(GIVEN TASK)
Scan the material and copy every line in which "Federal" appears.
══ PROVIDED DATA
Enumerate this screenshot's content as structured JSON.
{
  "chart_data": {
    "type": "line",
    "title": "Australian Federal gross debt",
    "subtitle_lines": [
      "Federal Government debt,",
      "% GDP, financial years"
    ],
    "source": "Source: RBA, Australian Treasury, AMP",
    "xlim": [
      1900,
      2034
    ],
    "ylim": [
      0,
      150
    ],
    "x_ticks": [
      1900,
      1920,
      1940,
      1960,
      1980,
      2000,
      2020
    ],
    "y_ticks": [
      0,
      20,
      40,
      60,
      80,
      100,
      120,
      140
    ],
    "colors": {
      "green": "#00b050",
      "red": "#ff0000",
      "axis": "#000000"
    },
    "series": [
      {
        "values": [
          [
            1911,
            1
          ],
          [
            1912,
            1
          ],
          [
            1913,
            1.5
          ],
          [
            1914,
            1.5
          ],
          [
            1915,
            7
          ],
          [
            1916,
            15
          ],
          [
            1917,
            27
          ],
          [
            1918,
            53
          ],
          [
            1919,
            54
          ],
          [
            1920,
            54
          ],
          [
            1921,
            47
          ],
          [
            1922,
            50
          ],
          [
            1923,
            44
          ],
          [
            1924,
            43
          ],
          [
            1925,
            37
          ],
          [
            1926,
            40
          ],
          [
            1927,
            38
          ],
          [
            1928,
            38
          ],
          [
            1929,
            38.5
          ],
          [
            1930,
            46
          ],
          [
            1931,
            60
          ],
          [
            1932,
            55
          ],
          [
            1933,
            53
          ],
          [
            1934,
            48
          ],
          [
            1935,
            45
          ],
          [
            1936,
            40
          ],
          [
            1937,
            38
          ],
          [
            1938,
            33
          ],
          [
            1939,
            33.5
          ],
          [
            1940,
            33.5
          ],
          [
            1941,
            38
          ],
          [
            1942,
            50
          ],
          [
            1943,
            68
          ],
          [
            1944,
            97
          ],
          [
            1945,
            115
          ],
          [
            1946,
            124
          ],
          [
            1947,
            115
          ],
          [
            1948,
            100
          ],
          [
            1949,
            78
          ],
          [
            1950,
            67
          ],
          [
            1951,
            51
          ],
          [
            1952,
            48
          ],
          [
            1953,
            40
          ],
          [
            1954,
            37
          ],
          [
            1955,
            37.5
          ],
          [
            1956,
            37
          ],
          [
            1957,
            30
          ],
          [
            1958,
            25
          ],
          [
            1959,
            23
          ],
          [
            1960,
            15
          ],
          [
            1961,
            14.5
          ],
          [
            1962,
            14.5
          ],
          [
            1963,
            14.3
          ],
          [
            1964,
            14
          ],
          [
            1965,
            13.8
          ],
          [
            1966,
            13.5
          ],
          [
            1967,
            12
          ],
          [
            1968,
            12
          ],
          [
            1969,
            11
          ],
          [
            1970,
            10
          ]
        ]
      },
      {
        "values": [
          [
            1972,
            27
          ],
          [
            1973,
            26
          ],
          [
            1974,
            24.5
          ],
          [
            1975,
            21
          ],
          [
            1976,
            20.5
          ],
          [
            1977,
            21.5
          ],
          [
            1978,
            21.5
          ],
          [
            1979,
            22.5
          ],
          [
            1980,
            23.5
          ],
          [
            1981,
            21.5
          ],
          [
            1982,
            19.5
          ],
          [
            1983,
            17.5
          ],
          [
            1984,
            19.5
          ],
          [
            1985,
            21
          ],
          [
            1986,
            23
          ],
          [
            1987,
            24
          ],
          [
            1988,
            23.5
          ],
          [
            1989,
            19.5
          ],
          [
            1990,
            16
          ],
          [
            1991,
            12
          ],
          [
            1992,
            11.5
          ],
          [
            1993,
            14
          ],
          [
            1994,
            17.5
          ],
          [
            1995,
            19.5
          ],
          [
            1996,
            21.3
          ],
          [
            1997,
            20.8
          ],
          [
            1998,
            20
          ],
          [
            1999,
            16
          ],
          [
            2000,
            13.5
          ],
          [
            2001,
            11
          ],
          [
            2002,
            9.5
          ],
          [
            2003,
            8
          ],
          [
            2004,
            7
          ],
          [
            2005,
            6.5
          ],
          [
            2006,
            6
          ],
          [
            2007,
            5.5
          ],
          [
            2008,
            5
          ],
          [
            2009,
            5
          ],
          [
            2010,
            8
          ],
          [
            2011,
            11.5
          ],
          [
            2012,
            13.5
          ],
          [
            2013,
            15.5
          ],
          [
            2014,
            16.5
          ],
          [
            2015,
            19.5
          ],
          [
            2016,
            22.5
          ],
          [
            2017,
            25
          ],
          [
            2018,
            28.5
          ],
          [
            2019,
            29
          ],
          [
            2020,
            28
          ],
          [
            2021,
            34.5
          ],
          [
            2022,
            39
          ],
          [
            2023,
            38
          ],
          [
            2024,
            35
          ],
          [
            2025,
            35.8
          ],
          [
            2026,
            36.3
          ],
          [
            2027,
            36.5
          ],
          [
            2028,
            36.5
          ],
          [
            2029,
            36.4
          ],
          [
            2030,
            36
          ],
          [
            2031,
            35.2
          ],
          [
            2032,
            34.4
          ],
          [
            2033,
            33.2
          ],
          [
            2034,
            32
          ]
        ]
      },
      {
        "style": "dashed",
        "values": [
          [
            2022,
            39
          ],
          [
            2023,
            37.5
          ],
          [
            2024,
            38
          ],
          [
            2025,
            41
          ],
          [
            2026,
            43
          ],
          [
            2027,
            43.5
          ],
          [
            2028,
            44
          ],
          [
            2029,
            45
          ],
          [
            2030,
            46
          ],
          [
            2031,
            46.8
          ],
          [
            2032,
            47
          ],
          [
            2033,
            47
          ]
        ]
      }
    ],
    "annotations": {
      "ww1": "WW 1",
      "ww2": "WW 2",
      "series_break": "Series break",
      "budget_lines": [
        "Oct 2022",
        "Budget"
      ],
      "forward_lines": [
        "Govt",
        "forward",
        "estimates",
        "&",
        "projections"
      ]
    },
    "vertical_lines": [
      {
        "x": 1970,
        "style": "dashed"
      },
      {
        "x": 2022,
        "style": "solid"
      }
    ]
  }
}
════
(SOLUTION FOR THIS EXERCISE)
    "title": "Australian Federal gross debt",
      "Federal Government debt,",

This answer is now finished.